OBJECTIVE ->
Reproduce the listing below word for word, with no pictures.

ROWS ->

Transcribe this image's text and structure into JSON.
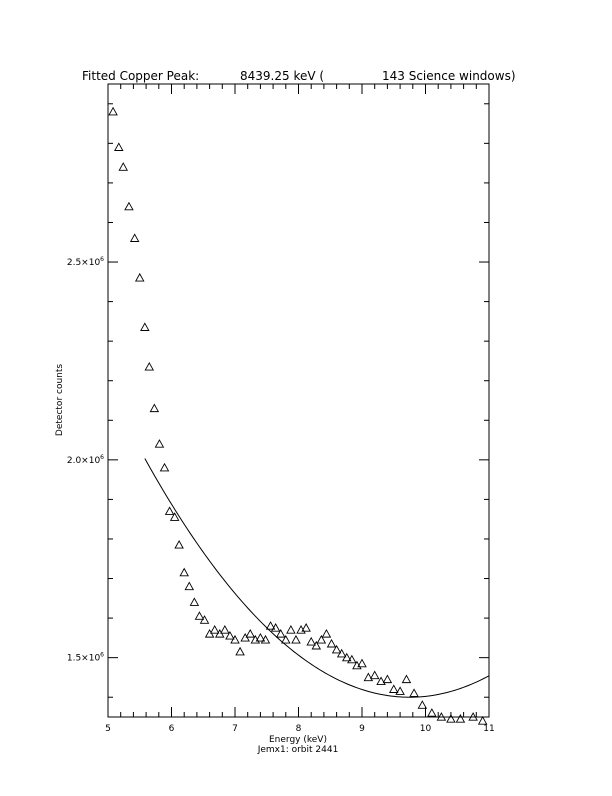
{
  "chart_data": {
    "type": "scatter",
    "title_segments": [
      "Fitted Copper Peak:",
      "8439.25 keV (",
      "143 Science windows)"
    ],
    "xlabel": "Energy (keV)",
    "subtitle": "Jemx1: orbit 2441",
    "ylabel": "Detector counts",
    "xlim": [
      5,
      11
    ],
    "ylim": [
      1350000,
      2950000
    ],
    "x_ticks": [
      5,
      6,
      7,
      8,
      9,
      10,
      11
    ],
    "y_ticks": [
      {
        "value": 1500000,
        "mantissa": "1.5×10",
        "exp": "6"
      },
      {
        "value": 2000000,
        "mantissa": "2.0×10",
        "exp": "6"
      },
      {
        "value": 2500000,
        "mantissa": "2.5×10",
        "exp": "6"
      }
    ],
    "grid": false,
    "series": [
      {
        "marker": "triangle",
        "points": [
          [
            5.08,
            2880000
          ],
          [
            5.17,
            2790000
          ],
          [
            5.24,
            2740000
          ],
          [
            5.33,
            2640000
          ],
          [
            5.42,
            2560000
          ],
          [
            5.5,
            2460000
          ],
          [
            5.58,
            2335000
          ],
          [
            5.65,
            2235000
          ],
          [
            5.73,
            2130000
          ],
          [
            5.81,
            2040000
          ],
          [
            5.89,
            1980000
          ],
          [
            5.97,
            1870000
          ],
          [
            6.05,
            1855000
          ],
          [
            6.12,
            1785000
          ],
          [
            6.2,
            1715000
          ],
          [
            6.28,
            1680000
          ],
          [
            6.36,
            1640000
          ],
          [
            6.44,
            1605000
          ],
          [
            6.52,
            1595000
          ],
          [
            6.6,
            1560000
          ],
          [
            6.68,
            1570000
          ],
          [
            6.76,
            1560000
          ],
          [
            6.84,
            1570000
          ],
          [
            6.92,
            1555000
          ],
          [
            7.0,
            1545000
          ],
          [
            7.08,
            1515000
          ],
          [
            7.16,
            1550000
          ],
          [
            7.24,
            1560000
          ],
          [
            7.32,
            1545000
          ],
          [
            7.4,
            1550000
          ],
          [
            7.48,
            1545000
          ],
          [
            7.56,
            1580000
          ],
          [
            7.64,
            1575000
          ],
          [
            7.72,
            1560000
          ],
          [
            7.8,
            1545000
          ],
          [
            7.88,
            1570000
          ],
          [
            7.96,
            1545000
          ],
          [
            8.04,
            1570000
          ],
          [
            8.12,
            1575000
          ],
          [
            8.2,
            1540000
          ],
          [
            8.28,
            1530000
          ],
          [
            8.36,
            1545000
          ],
          [
            8.44,
            1560000
          ],
          [
            8.52,
            1535000
          ],
          [
            8.6,
            1520000
          ],
          [
            8.68,
            1510000
          ],
          [
            8.76,
            1500000
          ],
          [
            8.84,
            1495000
          ],
          [
            8.92,
            1480000
          ],
          [
            9.0,
            1485000
          ],
          [
            9.1,
            1450000
          ],
          [
            9.2,
            1455000
          ],
          [
            9.3,
            1440000
          ],
          [
            9.4,
            1445000
          ],
          [
            9.5,
            1420000
          ],
          [
            9.6,
            1415000
          ],
          [
            9.7,
            1445000
          ],
          [
            9.82,
            1410000
          ],
          [
            9.95,
            1380000
          ],
          [
            10.1,
            1360000
          ],
          [
            10.25,
            1350000
          ],
          [
            10.4,
            1345000
          ],
          [
            10.55,
            1345000
          ],
          [
            10.75,
            1350000
          ],
          [
            10.9,
            1340000
          ]
        ]
      },
      {
        "marker": "line",
        "fit": {
          "type": "quadratic",
          "vertex_x": 9.75,
          "vertex_y": 1400000,
          "coef_a": 34700
        },
        "x_start": 5.58,
        "x_end": 11.0
      }
    ]
  }
}
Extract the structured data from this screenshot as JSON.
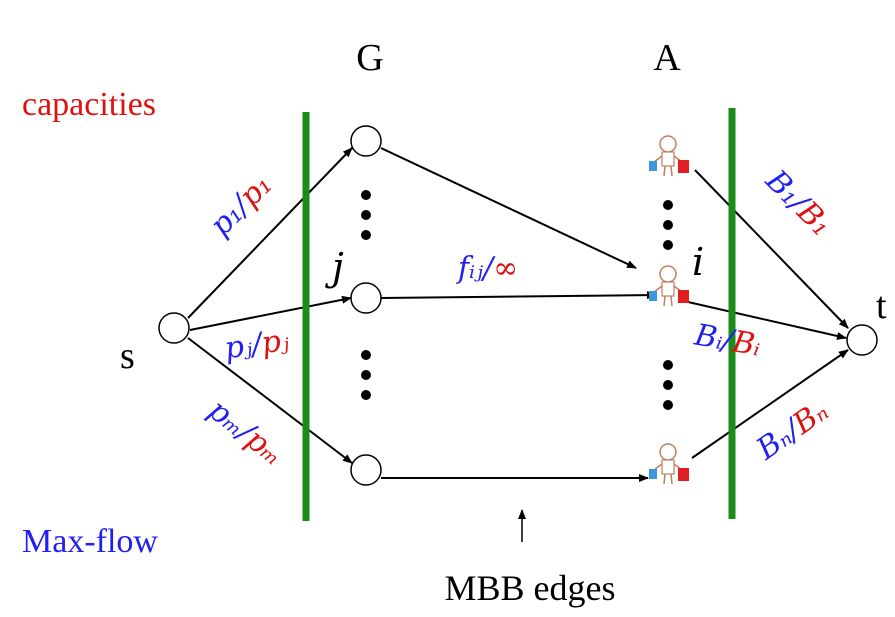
{
  "labels": {
    "left_set": "G",
    "right_set": "A",
    "capacities": "capacities",
    "max_flow": "Max-flow",
    "source": "s",
    "sink": "t",
    "good_index": "j",
    "agent_index": "i",
    "mbb_edges": "MBB edges"
  },
  "edges": [
    {
      "flow": "p₁",
      "sep": "/",
      "capacity": "p₁"
    },
    {
      "flow": "pⱼ",
      "sep": "/",
      "capacity": "pⱼ"
    },
    {
      "flow": "pₘ",
      "sep": "/",
      "capacity": "pₘ"
    },
    {
      "flow": "fᵢⱼ",
      "sep": "/",
      "capacity": "∞"
    },
    {
      "flow": "B₁",
      "sep": "/",
      "capacity": "B₁"
    },
    {
      "flow": "Bᵢ",
      "sep": "/",
      "capacity": "Bᵢ"
    },
    {
      "flow": "Bₙ",
      "sep": "/",
      "capacity": "Bₙ"
    }
  ]
}
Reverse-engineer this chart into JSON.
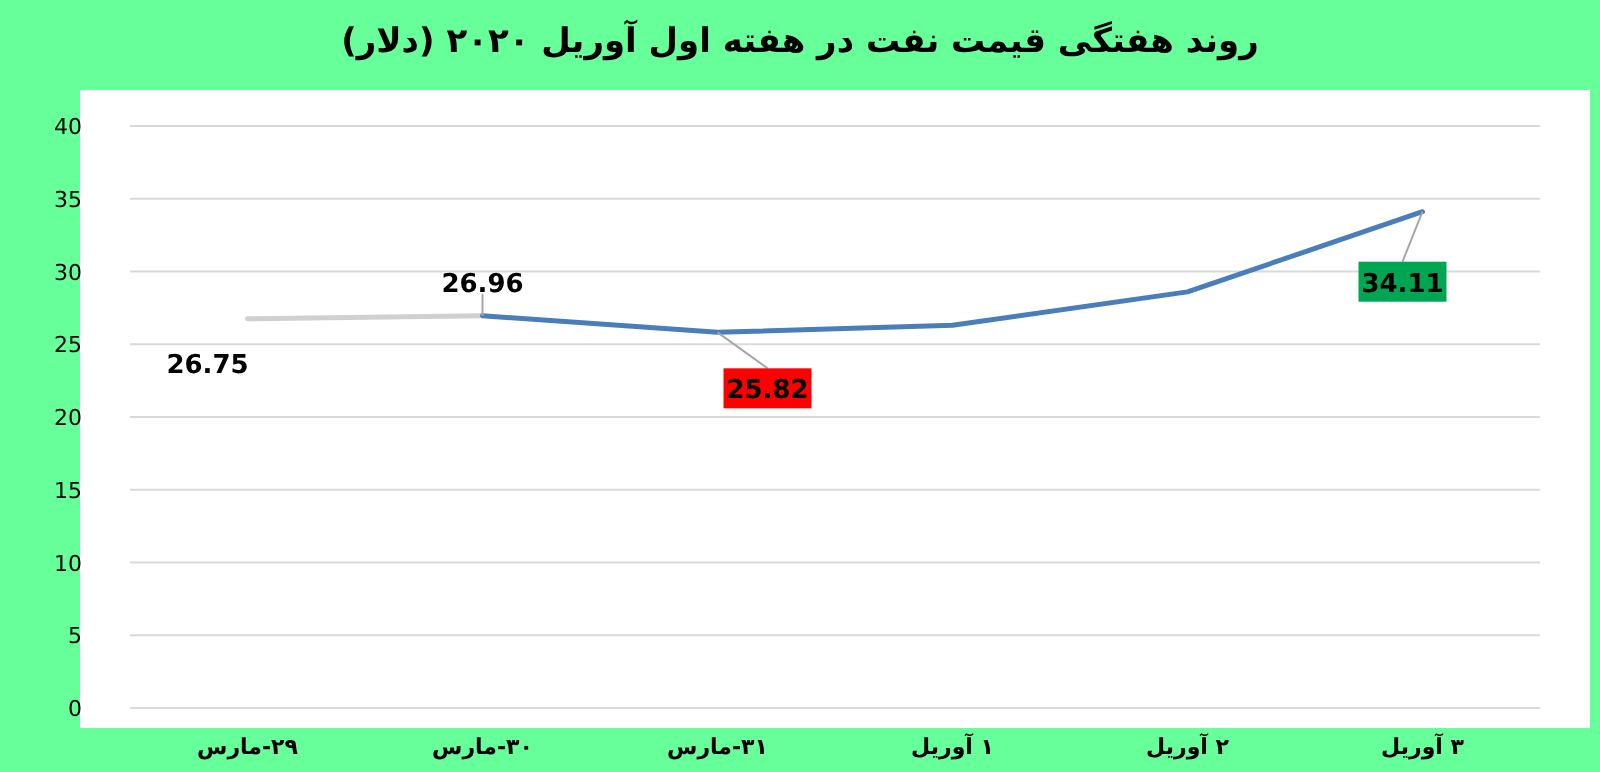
{
  "chart_data": {
    "type": "line",
    "title": "روند هفتگی قیمت نفت در هفته اول آوریل ۲۰۲۰ (دلار)",
    "categories": [
      "۲۹-مارس",
      "۳۰-مارس",
      "۳۱-مارس",
      "۱ آوریل",
      "۲ آوریل",
      "۳ آوریل"
    ],
    "series": [
      {
        "color": "#d0d0d0",
        "values": [
          26.75,
          26.96,
          null,
          null,
          null,
          null
        ],
        "value_labels": [
          "26.75",
          null,
          null,
          null,
          null,
          null
        ]
      },
      {
        "color": "#4a7ebb",
        "values": [
          null,
          26.96,
          25.82,
          26.3,
          28.6,
          34.11
        ],
        "value_labels": [
          null,
          "26.96",
          "25.82",
          null,
          null,
          "34.11"
        ]
      }
    ],
    "ylim": [
      0,
      40
    ],
    "yticks": [
      0,
      5,
      10,
      15,
      20,
      25,
      30,
      35,
      40
    ],
    "grid": "y",
    "marker": "none",
    "line_style": "solid"
  }
}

THE ANSWER ->
Transcribe this image's text and structure into JSON.
{
  "chart_data": {
    "type": "scatter",
    "title_segments": [
      "Fitted Copper Peak:",
      "8439.25 keV (",
      "143 Science windows)"
    ],
    "xlabel": "Energy (keV)",
    "subtitle": "Jemx1: orbit 2441",
    "ylabel": "Detector counts",
    "xlim": [
      5,
      11
    ],
    "ylim": [
      1350000,
      2950000
    ],
    "x_ticks": [
      5,
      6,
      7,
      8,
      9,
      10,
      11
    ],
    "y_ticks": [
      {
        "value": 1500000,
        "mantissa": "1.5×10",
        "exp": "6"
      },
      {
        "value": 2000000,
        "mantissa": "2.0×10",
        "exp": "6"
      },
      {
        "value": 2500000,
        "mantissa": "2.5×10",
        "exp": "6"
      }
    ],
    "grid": false,
    "series": [
      {
        "marker": "triangle",
        "points": [
          [
            5.08,
            2880000
          ],
          [
            5.17,
            2790000
          ],
          [
            5.24,
            2740000
          ],
          [
            5.33,
            2640000
          ],
          [
            5.42,
            2560000
          ],
          [
            5.5,
            2460000
          ],
          [
            5.58,
            2335000
          ],
          [
            5.65,
            2235000
          ],
          [
            5.73,
            2130000
          ],
          [
            5.81,
            2040000
          ],
          [
            5.89,
            1980000
          ],
          [
            5.97,
            1870000
          ],
          [
            6.05,
            1855000
          ],
          [
            6.12,
            1785000
          ],
          [
            6.2,
            1715000
          ],
          [
            6.28,
            1680000
          ],
          [
            6.36,
            1640000
          ],
          [
            6.44,
            1605000
          ],
          [
            6.52,
            1595000
          ],
          [
            6.6,
            1560000
          ],
          [
            6.68,
            1570000
          ],
          [
            6.76,
            1560000
          ],
          [
            6.84,
            1570000
          ],
          [
            6.92,
            1555000
          ],
          [
            7.0,
            1545000
          ],
          [
            7.08,
            1515000
          ],
          [
            7.16,
            1550000
          ],
          [
            7.24,
            1560000
          ],
          [
            7.32,
            1545000
          ],
          [
            7.4,
            1550000
          ],
          [
            7.48,
            1545000
          ],
          [
            7.56,
            1580000
          ],
          [
            7.64,
            1575000
          ],
          [
            7.72,
            1560000
          ],
          [
            7.8,
            1545000
          ],
          [
            7.88,
            1570000
          ],
          [
            7.96,
            1545000
          ],
          [
            8.04,
            1570000
          ],
          [
            8.12,
            1575000
          ],
          [
            8.2,
            1540000
          ],
          [
            8.28,
            1530000
          ],
          [
            8.36,
            1545000
          ],
          [
            8.44,
            1560000
          ],
          [
            8.52,
            1535000
          ],
          [
            8.6,
            1520000
          ],
          [
            8.68,
            1510000
          ],
          [
            8.76,
            1500000
          ],
          [
            8.84,
            1495000
          ],
          [
            8.92,
            1480000
          ],
          [
            9.0,
            1485000
          ],
          [
            9.1,
            1450000
          ],
          [
            9.2,
            1455000
          ],
          [
            9.3,
            1440000
          ],
          [
            9.4,
            1445000
          ],
          [
            9.5,
            1420000
          ],
          [
            9.6,
            1415000
          ],
          [
            9.7,
            1445000
          ],
          [
            9.82,
            1410000
          ],
          [
            9.95,
            1380000
          ],
          [
            10.1,
            1360000
          ],
          [
            10.25,
            1350000
          ],
          [
            10.4,
            1345000
          ],
          [
            10.55,
            1345000
          ],
          [
            10.75,
            1350000
          ],
          [
            10.9,
            1340000
          ]
        ]
      },
      {
        "marker": "line",
        "fit": {
          "type": "quadratic",
          "vertex_x": 9.75,
          "vertex_y": 1400000,
          "coef_a": 34700
        },
        "x_start": 5.58,
        "x_end": 11.0
      }
    ]
  }
}
Extract the structured data from this screenshot as JSON.
{
  "labels": {
    "left_set": "G",
    "right_set": "A",
    "capacities": "capacities",
    "max_flow": "Max-flow",
    "source": "s",
    "sink": "t",
    "good_index": "j",
    "agent_index": "i",
    "mbb_edges": "MBB edges"
  },
  "edges": [
    {
      "flow": "p₁",
      "sep": "/",
      "capacity": "p₁"
    },
    {
      "flow": "pⱼ",
      "sep": "/",
      "capacity": "pⱼ"
    },
    {
      "flow": "pₘ",
      "sep": "/",
      "capacity": "pₘ"
    },
    {
      "flow": "fᵢⱼ",
      "sep": "/",
      "capacity": "∞"
    },
    {
      "flow": "B₁",
      "sep": "/",
      "capacity": "B₁"
    },
    {
      "flow": "Bᵢ",
      "sep": "/",
      "capacity": "Bᵢ"
    },
    {
      "flow": "Bₙ",
      "sep": "/",
      "capacity": "Bₙ"
    }
  ]
}
Reverse-engineer this chart into JSON.
{
  "chart_data": {
    "type": "line",
    "title": "روند هفتگی قیمت نفت در هفته اول آوریل ۲۰۲۰ (دلار)",
    "categories": [
      "۲۹-مارس",
      "۳۰-مارس",
      "۳۱-مارس",
      "۱ آوریل",
      "۲ آوریل",
      "۳ آوریل"
    ],
    "series": [
      {
        "color": "#d0d0d0",
        "values": [
          26.75,
          26.96,
          null,
          null,
          null,
          null
        ],
        "value_labels": [
          "26.75",
          null,
          null,
          null,
          null,
          null
        ]
      },
      {
        "color": "#4a7ebb",
        "values": [
          null,
          26.96,
          25.82,
          26.3,
          28.6,
          34.11
        ],
        "value_labels": [
          null,
          "26.96",
          "25.82",
          null,
          null,
          "34.11"
        ]
      }
    ],
    "ylim": [
      0,
      40
    ],
    "yticks": [
      0,
      5,
      10,
      15,
      20,
      25,
      30,
      35,
      40
    ],
    "grid": "y",
    "marker": "none",
    "line_style": "solid"
  }
}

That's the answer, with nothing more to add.